A gossamer rain, soft like a lover’s breath, drifted like snow in the still air — insubstantial as a long lost love’s kiss.

Some day, I might pen something to follow that. Don’t hold your breath though¹. If it’s the start of something then it’s a long something I’ll almost certainly never get around to because I have absolutely no idea what comes next or why; and if it’s the start of some element (a chapter, or the next bit in one²) in the middle then the same applies — I have no idea what went before or what will come after.

Which is why I haven’t done anything with it since I first wrote it, standing outside, watching the rain drift delicately under the streetlamp — you’d do better to hope that someone like Aura steals it from me and does something useful with it.

Anyway …

Another thing I thought of one day, as I was walking along somewhere was how, when I was very little, we’d visit my grandmother sometimes (like Christmas or Easter) and spend a couple of days, so, I’d end up sleeping on a camp-bed (I think) in the living/sitting room. She lived in a block of flats, quite high up, so the accoustics were good — you heard sounds from further away than you could down below, surrounded by the hubub of city life.

Even longer ago than that, I was re-watching Funeral In Berlin and there was a scene in it in which a car drives slowly through the empty streets of London and I thought to myself “Fuck off … the roads are never that empty — not even on a Sunday,” only to recall that, when I was a kid, they were. Not many people had cars in those days; they were a luxury item and prohibitively expensive. My father, unusually for someone of his socioeconomic standing at the time, had a car … one with a large boot/trunk that swung open upwards and we kids (family and friends) would pile in for the journey — three or four in the back seat and two of us (three at a pinch) in the boot/trunk. So, the roads were empty back then — there weren’t many cars to begin with and those there were were often carpools of necessity rather than ideoecological conviction.

Anyway … late at night, at my grandmother’s, when the city was abed but for a rare few nocturnal travellers on their way home in taxis, from pubs/bars/clubs/parties/somewhere, I’d hear the faint sounds of lone vehicles wending their way along the rainy roads … maybe crossing a remote crossroads or, perhaps, pulling away from a faraway traffic junction … echoing softly down the streets.

• [PROVIDED DATA]

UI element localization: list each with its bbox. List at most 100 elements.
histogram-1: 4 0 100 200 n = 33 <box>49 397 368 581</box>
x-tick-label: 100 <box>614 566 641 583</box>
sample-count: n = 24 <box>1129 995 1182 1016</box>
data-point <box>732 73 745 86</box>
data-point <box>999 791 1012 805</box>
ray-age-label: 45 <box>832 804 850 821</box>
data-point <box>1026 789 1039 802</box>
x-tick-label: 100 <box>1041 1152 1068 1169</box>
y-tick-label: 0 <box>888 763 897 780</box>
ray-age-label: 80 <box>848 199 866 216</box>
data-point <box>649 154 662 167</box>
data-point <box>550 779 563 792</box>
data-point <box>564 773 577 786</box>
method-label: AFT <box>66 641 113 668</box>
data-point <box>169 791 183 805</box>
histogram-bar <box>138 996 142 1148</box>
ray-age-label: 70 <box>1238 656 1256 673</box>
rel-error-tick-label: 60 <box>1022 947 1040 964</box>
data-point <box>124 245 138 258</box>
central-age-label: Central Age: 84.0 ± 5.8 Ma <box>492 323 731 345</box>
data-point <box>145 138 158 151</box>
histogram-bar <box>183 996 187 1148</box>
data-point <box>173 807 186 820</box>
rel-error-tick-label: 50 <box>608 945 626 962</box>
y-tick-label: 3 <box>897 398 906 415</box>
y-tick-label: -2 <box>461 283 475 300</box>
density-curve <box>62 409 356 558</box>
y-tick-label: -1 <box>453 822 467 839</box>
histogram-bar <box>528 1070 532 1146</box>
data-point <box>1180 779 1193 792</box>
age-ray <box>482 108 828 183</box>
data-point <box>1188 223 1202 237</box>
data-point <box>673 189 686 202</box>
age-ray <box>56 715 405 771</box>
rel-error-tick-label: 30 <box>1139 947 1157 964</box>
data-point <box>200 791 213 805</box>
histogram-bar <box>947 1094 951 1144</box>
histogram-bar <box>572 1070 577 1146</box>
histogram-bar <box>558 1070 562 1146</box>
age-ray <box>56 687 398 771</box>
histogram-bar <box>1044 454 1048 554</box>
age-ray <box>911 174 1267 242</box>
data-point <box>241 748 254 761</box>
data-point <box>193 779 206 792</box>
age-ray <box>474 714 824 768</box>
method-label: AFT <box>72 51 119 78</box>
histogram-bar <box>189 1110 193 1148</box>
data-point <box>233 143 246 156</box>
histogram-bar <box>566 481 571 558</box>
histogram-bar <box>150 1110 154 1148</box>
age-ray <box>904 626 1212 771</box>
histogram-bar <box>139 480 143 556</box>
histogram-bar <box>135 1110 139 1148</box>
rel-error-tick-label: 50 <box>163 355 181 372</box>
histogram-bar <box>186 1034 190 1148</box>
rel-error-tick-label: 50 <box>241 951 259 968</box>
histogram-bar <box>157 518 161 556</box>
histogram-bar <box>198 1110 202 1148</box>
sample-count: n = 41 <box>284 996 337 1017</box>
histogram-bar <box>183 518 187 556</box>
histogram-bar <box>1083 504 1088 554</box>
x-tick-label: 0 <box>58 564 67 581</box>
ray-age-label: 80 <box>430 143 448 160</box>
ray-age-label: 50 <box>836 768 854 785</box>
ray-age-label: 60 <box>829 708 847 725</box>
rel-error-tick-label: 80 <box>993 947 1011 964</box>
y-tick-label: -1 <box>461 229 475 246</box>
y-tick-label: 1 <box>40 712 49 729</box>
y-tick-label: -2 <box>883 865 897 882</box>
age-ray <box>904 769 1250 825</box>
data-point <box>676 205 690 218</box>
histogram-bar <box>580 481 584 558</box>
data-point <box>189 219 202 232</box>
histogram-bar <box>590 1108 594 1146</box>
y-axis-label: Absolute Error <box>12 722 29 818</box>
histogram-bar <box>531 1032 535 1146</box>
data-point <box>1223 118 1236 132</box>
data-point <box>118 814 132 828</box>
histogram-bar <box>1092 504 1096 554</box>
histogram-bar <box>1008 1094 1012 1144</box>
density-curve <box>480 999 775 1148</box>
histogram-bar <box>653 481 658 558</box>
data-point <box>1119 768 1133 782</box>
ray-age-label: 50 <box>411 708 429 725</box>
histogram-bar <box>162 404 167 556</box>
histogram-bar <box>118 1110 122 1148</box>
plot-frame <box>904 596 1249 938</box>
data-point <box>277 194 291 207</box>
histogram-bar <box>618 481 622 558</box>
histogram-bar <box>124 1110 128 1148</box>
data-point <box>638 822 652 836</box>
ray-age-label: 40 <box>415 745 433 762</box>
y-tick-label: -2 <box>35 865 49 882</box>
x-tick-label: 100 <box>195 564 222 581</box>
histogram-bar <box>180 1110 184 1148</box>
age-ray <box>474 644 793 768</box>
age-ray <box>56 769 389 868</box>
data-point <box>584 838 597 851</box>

• [WORK INSTRUCTIONS]
**A)** According to the passage, why were the roads empty when the writer was a child? Answer in one to three sentences.
**B)** Reproduce word for word the stretch of the passage from "Anyway … late" through "down the streets.".

• [COMPLETE ANSWERS]
**A)** Few people had cars at the time, because cars were a luxury item and prohibitively expensive. The cars that did exist were often carpools of necessity rather than of ideoecological conviction.

**B)**
Anyway … late at night, at my grandmother’s, when the city was abed but for a rare few nocturnal travellers on their way home in taxis, from pubs/bars/clubs/parties/somewhere, I’d hear the faint sounds of lone vehicles wending their way along the rainy roads … maybe crossing a remote crossroads or, perhaps, pulling away from a faraway traffic junction … echoing softly down the streets.